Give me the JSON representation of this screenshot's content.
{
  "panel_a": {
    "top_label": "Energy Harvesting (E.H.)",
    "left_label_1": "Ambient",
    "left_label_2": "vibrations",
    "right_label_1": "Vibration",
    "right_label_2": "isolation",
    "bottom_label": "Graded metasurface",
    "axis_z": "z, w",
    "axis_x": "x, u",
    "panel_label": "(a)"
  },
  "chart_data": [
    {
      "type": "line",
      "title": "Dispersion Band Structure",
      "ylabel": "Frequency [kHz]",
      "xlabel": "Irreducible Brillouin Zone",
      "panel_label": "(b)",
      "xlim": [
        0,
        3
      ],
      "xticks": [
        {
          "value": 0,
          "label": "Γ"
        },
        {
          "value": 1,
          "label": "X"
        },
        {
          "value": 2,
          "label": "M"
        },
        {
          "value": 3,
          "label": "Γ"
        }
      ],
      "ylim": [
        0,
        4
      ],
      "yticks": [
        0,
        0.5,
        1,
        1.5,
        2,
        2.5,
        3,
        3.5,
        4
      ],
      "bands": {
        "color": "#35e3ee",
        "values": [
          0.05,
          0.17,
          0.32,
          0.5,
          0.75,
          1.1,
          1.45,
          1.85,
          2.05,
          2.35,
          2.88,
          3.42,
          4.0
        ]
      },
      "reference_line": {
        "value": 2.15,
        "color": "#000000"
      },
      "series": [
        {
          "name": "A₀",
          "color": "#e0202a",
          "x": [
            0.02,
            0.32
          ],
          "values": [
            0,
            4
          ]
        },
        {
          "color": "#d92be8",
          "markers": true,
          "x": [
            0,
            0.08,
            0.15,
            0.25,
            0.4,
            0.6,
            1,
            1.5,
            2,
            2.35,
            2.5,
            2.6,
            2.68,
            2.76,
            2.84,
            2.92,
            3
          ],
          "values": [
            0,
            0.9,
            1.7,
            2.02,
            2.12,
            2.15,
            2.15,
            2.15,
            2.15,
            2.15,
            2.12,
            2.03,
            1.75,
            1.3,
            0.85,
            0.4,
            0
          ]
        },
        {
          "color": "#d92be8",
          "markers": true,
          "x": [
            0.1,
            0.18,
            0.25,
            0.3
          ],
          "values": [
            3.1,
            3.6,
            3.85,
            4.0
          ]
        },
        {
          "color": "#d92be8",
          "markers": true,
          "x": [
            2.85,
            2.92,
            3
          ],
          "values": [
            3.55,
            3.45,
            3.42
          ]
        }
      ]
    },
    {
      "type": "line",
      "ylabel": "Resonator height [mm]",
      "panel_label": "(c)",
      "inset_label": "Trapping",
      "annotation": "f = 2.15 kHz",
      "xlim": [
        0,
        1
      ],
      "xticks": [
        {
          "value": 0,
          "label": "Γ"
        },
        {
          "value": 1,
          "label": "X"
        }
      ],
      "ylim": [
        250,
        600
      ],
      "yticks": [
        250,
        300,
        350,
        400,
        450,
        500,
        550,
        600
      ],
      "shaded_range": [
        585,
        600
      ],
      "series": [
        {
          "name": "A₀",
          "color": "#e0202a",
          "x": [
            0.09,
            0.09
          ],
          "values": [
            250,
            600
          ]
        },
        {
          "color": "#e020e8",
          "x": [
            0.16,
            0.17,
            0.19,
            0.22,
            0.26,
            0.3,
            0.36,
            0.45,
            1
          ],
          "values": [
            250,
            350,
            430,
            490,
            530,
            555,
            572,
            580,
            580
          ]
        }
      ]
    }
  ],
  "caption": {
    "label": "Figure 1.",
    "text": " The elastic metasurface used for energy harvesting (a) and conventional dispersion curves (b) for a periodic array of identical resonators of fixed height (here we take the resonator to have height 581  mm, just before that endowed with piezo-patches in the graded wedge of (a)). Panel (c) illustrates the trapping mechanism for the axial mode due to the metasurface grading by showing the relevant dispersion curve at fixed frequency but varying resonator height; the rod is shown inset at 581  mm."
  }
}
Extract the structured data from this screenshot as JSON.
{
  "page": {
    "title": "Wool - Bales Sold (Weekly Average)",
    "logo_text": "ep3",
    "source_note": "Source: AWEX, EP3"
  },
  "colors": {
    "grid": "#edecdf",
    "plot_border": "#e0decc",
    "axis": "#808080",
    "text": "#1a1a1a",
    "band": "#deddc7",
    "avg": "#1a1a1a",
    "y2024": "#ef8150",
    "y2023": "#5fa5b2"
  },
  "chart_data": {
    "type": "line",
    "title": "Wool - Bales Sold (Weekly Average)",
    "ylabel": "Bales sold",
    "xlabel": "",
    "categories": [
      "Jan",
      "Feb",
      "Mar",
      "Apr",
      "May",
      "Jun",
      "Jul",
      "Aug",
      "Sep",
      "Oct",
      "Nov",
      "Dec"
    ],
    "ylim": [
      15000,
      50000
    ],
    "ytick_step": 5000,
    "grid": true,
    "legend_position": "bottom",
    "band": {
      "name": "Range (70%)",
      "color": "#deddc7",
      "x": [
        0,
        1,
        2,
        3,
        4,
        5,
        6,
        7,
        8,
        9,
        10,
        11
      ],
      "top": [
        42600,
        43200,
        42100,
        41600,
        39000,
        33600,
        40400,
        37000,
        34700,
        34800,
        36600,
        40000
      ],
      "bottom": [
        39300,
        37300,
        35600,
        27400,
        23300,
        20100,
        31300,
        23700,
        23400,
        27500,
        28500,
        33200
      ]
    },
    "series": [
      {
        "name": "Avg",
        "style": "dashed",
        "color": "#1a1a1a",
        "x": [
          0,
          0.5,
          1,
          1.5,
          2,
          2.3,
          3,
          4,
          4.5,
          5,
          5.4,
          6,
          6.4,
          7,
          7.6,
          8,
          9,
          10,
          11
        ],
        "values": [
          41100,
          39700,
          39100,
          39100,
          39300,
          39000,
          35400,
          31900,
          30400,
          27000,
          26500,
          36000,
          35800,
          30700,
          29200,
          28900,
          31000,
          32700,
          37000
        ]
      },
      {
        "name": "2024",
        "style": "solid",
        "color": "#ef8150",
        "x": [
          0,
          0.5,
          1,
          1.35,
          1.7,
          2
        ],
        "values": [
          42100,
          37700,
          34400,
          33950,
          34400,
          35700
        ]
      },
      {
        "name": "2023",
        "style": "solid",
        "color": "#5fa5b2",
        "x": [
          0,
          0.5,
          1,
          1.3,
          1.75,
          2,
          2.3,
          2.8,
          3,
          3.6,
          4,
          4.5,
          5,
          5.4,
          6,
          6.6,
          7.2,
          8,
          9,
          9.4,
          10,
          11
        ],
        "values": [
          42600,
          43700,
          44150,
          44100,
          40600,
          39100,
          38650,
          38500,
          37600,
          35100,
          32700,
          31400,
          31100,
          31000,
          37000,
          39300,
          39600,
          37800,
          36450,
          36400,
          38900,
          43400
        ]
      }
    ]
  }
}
════════
The records above should be restated word for word, please.

*THE REPLY*:
Give me the JSON representation of this screenshot's content.
{
  "panel_a": {
    "top_label": "Energy Harvesting (E.H.)",
    "left_label_1": "Ambient",
    "left_label_2": "vibrations",
    "right_label_1": "Vibration",
    "right_label_2": "isolation",
    "bottom_label": "Graded metasurface",
    "axis_z": "z, w",
    "axis_x": "x, u",
    "panel_label": "(a)"
  },
  "chart_data": [
    {
      "type": "line",
      "title": "Dispersion Band Structure",
      "ylabel": "Frequency [kHz]",
      "xlabel": "Irreducible Brillouin Zone",
      "panel_label": "(b)",
      "xlim": [
        0,
        3
      ],
      "xticks": [
        {
          "value": 0,
          "label": "Γ"
        },
        {
          "value": 1,
          "label": "X"
        },
        {
          "value": 2,
          "label": "M"
        },
        {
          "value": 3,
          "label": "Γ"
        }
      ],
      "ylim": [
        0,
        4
      ],
      "yticks": [
        0,
        0.5,
        1,
        1.5,
        2,
        2.5,
        3,
        3.5,
        4
      ],
      "bands": {
        "color": "#35e3ee",
        "values": [
          0.05,
          0.17,
          0.32,
          0.5,
          0.75,
          1.1,
          1.45,
          1.85,
          2.05,
          2.35,
          2.88,
          3.42,
          4.0
        ]
      },
      "reference_line": {
        "value": 2.15,
        "color": "#000000"
      },
      "series": [
        {
          "name": "A₀",
          "color": "#e0202a",
          "x": [
            0.02,
            0.32
          ],
          "values": [
            0,
            4
          ]
        },
        {
          "color": "#d92be8",
          "markers": true,
          "x": [
            0,
            0.08,
            0.15,
            0.25,
            0.4,
            0.6,
            1,
            1.5,
            2,
            2.35,
            2.5,
            2.6,
            2.68,
            2.76,
            2.84,
            2.92,
            3
          ],
          "values": [
            0,
            0.9,
            1.7,
            2.02,
            2.12,
            2.15,
            2.15,
            2.15,
            2.15,
            2.15,
            2.12,
            2.03,
            1.75,
            1.3,
            0.85,
            0.4,
            0
          ]
        },
        {
          "color": "#d92be8",
          "markers": true,
          "x": [
            0.1,
            0.18,
            0.25,
            0.3
          ],
          "values": [
            3.1,
            3.6,
            3.85,
            4.0
          ]
        },
        {
          "color": "#d92be8",
          "markers": true,
          "x": [
            2.85,
            2.92,
            3
          ],
          "values": [
            3.55,
            3.45,
            3.42
          ]
        }
      ]
    },
    {
      "type": "line",
      "ylabel": "Resonator height [mm]",
      "panel_label": "(c)",
      "inset_label": "Trapping",
      "annotation": "f = 2.15 kHz",
      "xlim": [
        0,
        1
      ],
      "xticks": [
        {
          "value": 0,
          "label": "Γ"
        },
        {
          "value": 1,
          "label": "X"
        }
      ],
      "ylim": [
        250,
        600
      ],
      "yticks": [
        250,
        300,
        350,
        400,
        450,
        500,
        550,
        600
      ],
      "shaded_range": [
        585,
        600
      ],
      "series": [
        {
          "name": "A₀",
          "color": "#e0202a",
          "x": [
            0.09,
            0.09
          ],
          "values": [
            250,
            600
          ]
        },
        {
          "color": "#e020e8",
          "x": [
            0.16,
            0.17,
            0.19,
            0.22,
            0.26,
            0.3,
            0.36,
            0.45,
            1
          ],
          "values": [
            250,
            350,
            430,
            490,
            530,
            555,
            572,
            580,
            580
          ]
        }
      ]
    }
  ],
  "caption": {
    "label": "Figure 1.",
    "text": " The elastic metasurface used for energy harvesting (a) and conventional dispersion curves (b) for a periodic array of identical resonators of fixed height (here we take the resonator to have height 581  mm, just before that endowed with piezo-patches in the graded wedge of (a)). Panel (c) illustrates the trapping mechanism for the axial mode due to the metasurface grading by showing the relevant dispersion curve at fixed frequency but varying resonator height; the rod is shown inset at 581  mm."
  }
}
Extract the structured data from this screenshot as JSON.
{
  "page": {
    "title": "Wool - Bales Sold (Weekly Average)",
    "logo_text": "ep3",
    "source_note": "Source: AWEX, EP3"
  },
  "colors": {
    "grid": "#edecdf",
    "plot_border": "#e0decc",
    "axis": "#808080",
    "text": "#1a1a1a",
    "band": "#deddc7",
    "avg": "#1a1a1a",
    "y2024": "#ef8150",
    "y2023": "#5fa5b2"
  },
  "chart_data": {
    "type": "line",
    "title": "Wool - Bales Sold (Weekly Average)",
    "ylabel": "Bales sold",
    "xlabel": "",
    "categories": [
      "Jan",
      "Feb",
      "Mar",
      "Apr",
      "May",
      "Jun",
      "Jul",
      "Aug",
      "Sep",
      "Oct",
      "Nov",
      "Dec"
    ],
    "ylim": [
      15000,
      50000
    ],
    "ytick_step": 5000,
    "grid": true,
    "legend_position": "bottom",
    "band": {
      "name": "Range (70%)",
      "color": "#deddc7",
      "x": [
        0,
        1,
        2,
        3,
        4,
        5,
        6,
        7,
        8,
        9,
        10,
        11
      ],
      "top": [
        42600,
        43200,
        42100,
        41600,
        39000,
        33600,
        40400,
        37000,
        34700,
        34800,
        36600,
        40000
      ],
      "bottom": [
        39300,
        37300,
        35600,
        27400,
        23300,
        20100,
        31300,
        23700,
        23400,
        27500,
        28500,
        33200
      ]
    },
    "series": [
      {
        "name": "Avg",
        "style": "dashed",
        "color": "#1a1a1a",
        "x": [
          0,
          0.5,
          1,
          1.5,
          2,
          2.3,
          3,
          4,
          4.5,
          5,
          5.4,
          6,
          6.4,
          7,
          7.6,
          8,
          9,
          10,
          11
        ],
        "values": [
          41100,
          39700,
          39100,
          39100,
          39300,
          39000,
          35400,
          31900,
          30400,
          27000,
          26500,
          36000,
          35800,
          30700,
          29200,
          28900,
          31000,
          32700,
          37000
        ]
      },
      {
        "name": "2024",
        "style": "solid",
        "color": "#ef8150",
        "x": [
          0,
          0.5,
          1,
          1.35,
          1.7,
          2
        ],
        "values": [
          42100,
          37700,
          34400,
          33950,
          34400,
          35700
        ]
      },
      {
        "name": "2023",
        "style": "solid",
        "color": "#5fa5b2",
        "x": [
          0,
          0.5,
          1,
          1.3,
          1.75,
          2,
          2.3,
          2.8,
          3,
          3.6,
          4,
          4.5,
          5,
          5.4,
          6,
          6.6,
          7.2,
          8,
          9,
          9.4,
          10,
          11
        ],
        "values": [
          42600,
          43700,
          44150,
          44100,
          40600,
          39100,
          38650,
          38500,
          37600,
          35100,
          32700,
          31400,
          31100,
          31000,
          37000,
          39300,
          39600,
          37800,
          36450,
          36400,
          38900,
          43400
        ]
      }
    ]
  }
}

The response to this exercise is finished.